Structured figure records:
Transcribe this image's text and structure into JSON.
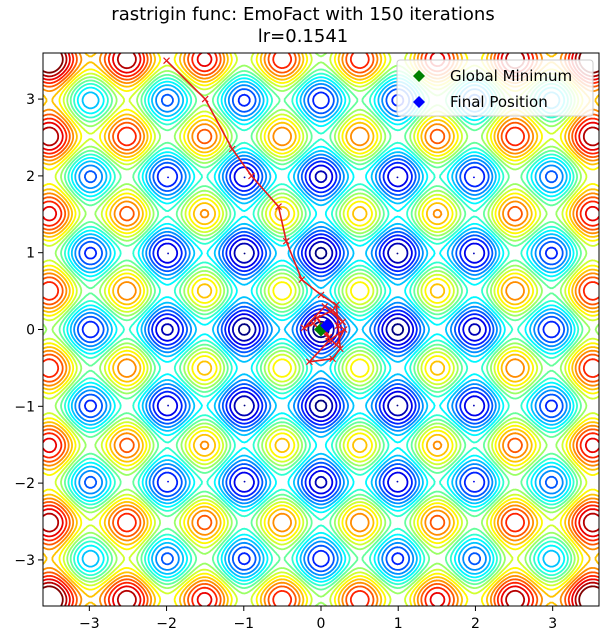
{
  "chart_data": {
    "type": "contour",
    "title": "rastrigin func: EmoFact with 150 iterations",
    "subtitle": "lr=0.1541",
    "xlim": [
      -3.6,
      3.6
    ],
    "ylim": [
      -3.6,
      3.6
    ],
    "xticks": [
      -3,
      -2,
      -1,
      0,
      1,
      2,
      3
    ],
    "yticks": [
      -3,
      -2,
      -1,
      0,
      1,
      2,
      3
    ],
    "xtick_labels": [
      "−3",
      "−2",
      "−1",
      "0",
      "1",
      "2",
      "3"
    ],
    "ytick_labels": [
      "−3",
      "−2",
      "−1",
      "0",
      "1",
      "2",
      "3"
    ],
    "grid": false,
    "colormap": "jet",
    "function": "rastrigin",
    "legend": {
      "position": "top-right",
      "entries": [
        {
          "label": "Global Minimum",
          "marker": "diamond",
          "color": "#008000"
        },
        {
          "label": "Final Position",
          "marker": "diamond",
          "color": "#0000ff"
        }
      ]
    },
    "global_minimum": {
      "x": 0.0,
      "y": 0.0
    },
    "final_position": {
      "x": 0.08,
      "y": 0.05
    },
    "path": {
      "color": "#e41a1c",
      "points": [
        [
          -2.0,
          3.5
        ],
        [
          -1.5,
          3.0
        ],
        [
          -1.15,
          2.35
        ],
        [
          -0.9,
          2.0
        ],
        [
          -0.55,
          1.6
        ],
        [
          -0.45,
          1.15
        ],
        [
          -0.25,
          0.65
        ],
        [
          0.0,
          0.45
        ],
        [
          0.2,
          0.32
        ],
        [
          0.22,
          0.05
        ],
        [
          0.25,
          -0.25
        ],
        [
          0.15,
          -0.38
        ],
        [
          -0.15,
          -0.42
        ],
        [
          0.1,
          -0.15
        ],
        [
          0.3,
          0.0
        ],
        [
          0.2,
          -0.2
        ],
        [
          -0.1,
          0.08
        ],
        [
          -0.22,
          0.02
        ],
        [
          0.05,
          0.3
        ],
        [
          0.28,
          0.1
        ],
        [
          0.15,
          0.25
        ],
        [
          -0.05,
          0.15
        ],
        [
          0.1,
          -0.1
        ],
        [
          0.05,
          0.05
        ],
        [
          0.08,
          0.05
        ]
      ]
    }
  }
}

__Your goal__
Pictures stay out of the copy; please restate every record above exactly.

__Solution to the exercise__
Transcribe this image's text and structure into JSON.
{
  "chart_data": {
    "type": "contour",
    "title": "rastrigin func: EmoFact with 150 iterations",
    "subtitle": "lr=0.1541",
    "xlim": [
      -3.6,
      3.6
    ],
    "ylim": [
      -3.6,
      3.6
    ],
    "xticks": [
      -3,
      -2,
      -1,
      0,
      1,
      2,
      3
    ],
    "yticks": [
      -3,
      -2,
      -1,
      0,
      1,
      2,
      3
    ],
    "xtick_labels": [
      "−3",
      "−2",
      "−1",
      "0",
      "1",
      "2",
      "3"
    ],
    "ytick_labels": [
      "−3",
      "−2",
      "−1",
      "0",
      "1",
      "2",
      "3"
    ],
    "grid": false,
    "colormap": "jet",
    "function": "rastrigin",
    "legend": {
      "position": "top-right",
      "entries": [
        {
          "label": "Global Minimum",
          "marker": "diamond",
          "color": "#008000"
        },
        {
          "label": "Final Position",
          "marker": "diamond",
          "color": "#0000ff"
        }
      ]
    },
    "global_minimum": {
      "x": 0.0,
      "y": 0.0
    },
    "final_position": {
      "x": 0.08,
      "y": 0.05
    },
    "path": {
      "color": "#e41a1c",
      "points": [
        [
          -2.0,
          3.5
        ],
        [
          -1.5,
          3.0
        ],
        [
          -1.15,
          2.35
        ],
        [
          -0.9,
          2.0
        ],
        [
          -0.55,
          1.6
        ],
        [
          -0.45,
          1.15
        ],
        [
          -0.25,
          0.65
        ],
        [
          0.0,
          0.45
        ],
        [
          0.2,
          0.32
        ],
        [
          0.22,
          0.05
        ],
        [
          0.25,
          -0.25
        ],
        [
          0.15,
          -0.38
        ],
        [
          -0.15,
          -0.42
        ],
        [
          0.1,
          -0.15
        ],
        [
          0.3,
          0.0
        ],
        [
          0.2,
          -0.2
        ],
        [
          -0.1,
          0.08
        ],
        [
          -0.22,
          0.02
        ],
        [
          0.05,
          0.3
        ],
        [
          0.28,
          0.1
        ],
        [
          0.15,
          0.25
        ],
        [
          -0.05,
          0.15
        ],
        [
          0.1,
          -0.1
        ],
        [
          0.05,
          0.05
        ],
        [
          0.08,
          0.05
        ]
      ]
    }
  }
}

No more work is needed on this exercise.